WHAT YOU WILL DO >> Locate each line in the records containing "Monthly". Copy it.

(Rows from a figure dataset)
>>>>>

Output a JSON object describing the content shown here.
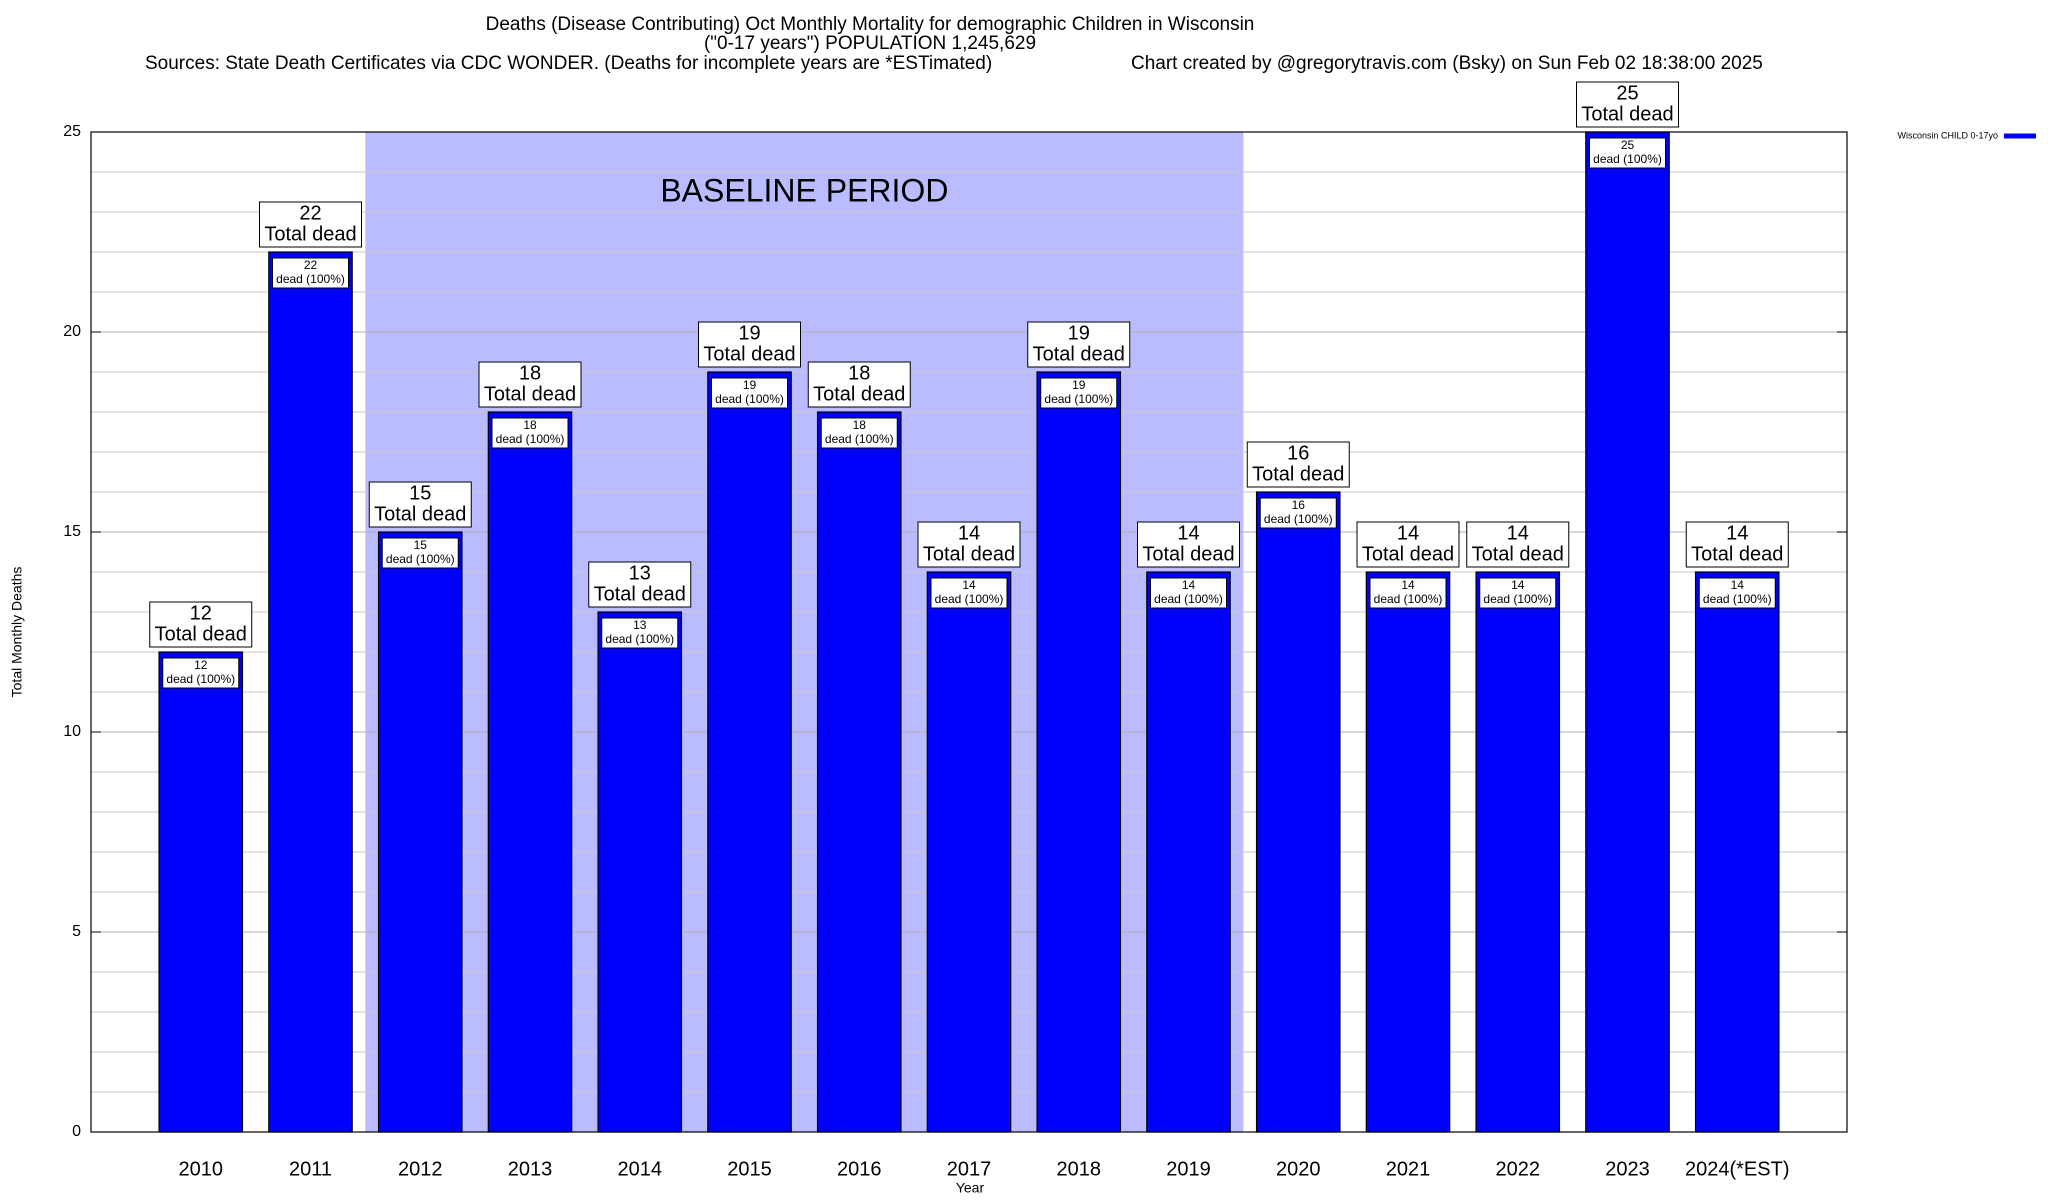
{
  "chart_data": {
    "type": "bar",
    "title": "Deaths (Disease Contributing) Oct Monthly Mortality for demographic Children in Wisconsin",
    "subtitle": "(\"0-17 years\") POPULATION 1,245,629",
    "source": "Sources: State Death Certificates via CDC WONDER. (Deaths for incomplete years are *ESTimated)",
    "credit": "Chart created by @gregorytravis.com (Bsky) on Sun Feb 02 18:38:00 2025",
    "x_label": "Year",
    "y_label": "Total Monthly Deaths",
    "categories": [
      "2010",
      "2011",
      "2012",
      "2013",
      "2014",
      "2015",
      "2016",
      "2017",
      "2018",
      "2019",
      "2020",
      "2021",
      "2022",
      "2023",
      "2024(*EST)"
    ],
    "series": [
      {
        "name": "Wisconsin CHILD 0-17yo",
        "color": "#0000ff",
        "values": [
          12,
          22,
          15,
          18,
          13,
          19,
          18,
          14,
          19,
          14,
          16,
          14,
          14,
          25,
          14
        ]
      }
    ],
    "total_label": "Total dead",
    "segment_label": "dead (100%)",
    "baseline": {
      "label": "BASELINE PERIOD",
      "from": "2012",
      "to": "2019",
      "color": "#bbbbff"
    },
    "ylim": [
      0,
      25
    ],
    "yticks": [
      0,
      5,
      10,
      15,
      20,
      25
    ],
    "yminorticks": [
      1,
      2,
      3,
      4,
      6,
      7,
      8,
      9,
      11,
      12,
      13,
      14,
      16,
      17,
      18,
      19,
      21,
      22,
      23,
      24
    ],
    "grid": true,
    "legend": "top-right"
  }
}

<<<<<

EXPECTED ANSWER >>
    "title": "Deaths (Disease Contributing) Oct Monthly Mortality for demographic Children in Wisconsin",
    "y_label": "Total Monthly Deaths",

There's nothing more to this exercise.